INSTRUCTIONS TO FOLLOW: Write each line out exactly, leaving none out.

LISTED RECORDS:
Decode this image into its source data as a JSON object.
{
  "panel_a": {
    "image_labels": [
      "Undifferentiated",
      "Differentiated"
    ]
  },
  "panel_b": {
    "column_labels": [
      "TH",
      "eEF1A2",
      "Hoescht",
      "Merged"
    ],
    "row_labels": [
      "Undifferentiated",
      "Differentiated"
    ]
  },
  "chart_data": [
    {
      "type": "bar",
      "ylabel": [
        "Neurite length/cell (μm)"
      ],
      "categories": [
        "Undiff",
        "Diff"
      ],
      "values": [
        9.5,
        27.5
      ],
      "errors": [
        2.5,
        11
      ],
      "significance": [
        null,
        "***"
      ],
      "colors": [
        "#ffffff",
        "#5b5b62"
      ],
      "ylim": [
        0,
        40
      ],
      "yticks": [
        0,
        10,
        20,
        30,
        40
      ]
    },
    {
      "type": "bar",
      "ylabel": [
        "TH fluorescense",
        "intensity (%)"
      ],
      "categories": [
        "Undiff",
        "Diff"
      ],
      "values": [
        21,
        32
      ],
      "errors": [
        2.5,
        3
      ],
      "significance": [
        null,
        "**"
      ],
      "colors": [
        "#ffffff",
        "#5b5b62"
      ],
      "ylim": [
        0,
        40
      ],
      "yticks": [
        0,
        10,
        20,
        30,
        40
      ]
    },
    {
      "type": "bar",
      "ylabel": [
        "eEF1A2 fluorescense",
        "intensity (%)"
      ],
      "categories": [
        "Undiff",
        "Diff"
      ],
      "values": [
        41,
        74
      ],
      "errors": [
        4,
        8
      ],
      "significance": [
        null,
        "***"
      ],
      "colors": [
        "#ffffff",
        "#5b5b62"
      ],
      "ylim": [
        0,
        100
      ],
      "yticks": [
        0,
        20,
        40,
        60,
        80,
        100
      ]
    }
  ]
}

RESULT:
Decode this image into its source data as a JSON object.
{
  "panel_a": {
    "image_labels": [
      "Undifferentiated",
      "Differentiated"
    ]
  },
  "panel_b": {
    "column_labels": [
      "TH",
      "eEF1A2",
      "Hoescht",
      "Merged"
    ],
    "row_labels": [
      "Undifferentiated",
      "Differentiated"
    ]
  },
  "chart_data": [
    {
      "type": "bar",
      "ylabel": [
        "Neurite length/cell (μm)"
      ],
      "categories": [
        "Undiff",
        "Diff"
      ],
      "values": [
        9.5,
        27.5
      ],
      "errors": [
        2.5,
        11
      ],
      "significance": [
        null,
        "***"
      ],
      "colors": [
        "#ffffff",
        "#5b5b62"
      ],
      "ylim": [
        0,
        40
      ],
      "yticks": [
        0,
        10,
        20,
        30,
        40
      ]
    },
    {
      "type": "bar",
      "ylabel": [
        "TH fluorescense",
        "intensity (%)"
      ],
      "categories": [
        "Undiff",
        "Diff"
      ],
      "values": [
        21,
        32
      ],
      "errors": [
        2.5,
        3
      ],
      "significance": [
        null,
        "**"
      ],
      "colors": [
        "#ffffff",
        "#5b5b62"
      ],
      "ylim": [
        0,
        40
      ],
      "yticks": [
        0,
        10,
        20,
        30,
        40
      ]
    },
    {
      "type": "bar",
      "ylabel": [
        "eEF1A2 fluorescense",
        "intensity (%)"
      ],
      "categories": [
        "Undiff",
        "Diff"
      ],
      "values": [
        41,
        74
      ],
      "errors": [
        4,
        8
      ],
      "significance": [
        null,
        "***"
      ],
      "colors": [
        "#ffffff",
        "#5b5b62"
      ],
      "ylim": [
        0,
        100
      ],
      "yticks": [
        0,
        20,
        40,
        60,
        80,
        100
      ]
    }
  ]
}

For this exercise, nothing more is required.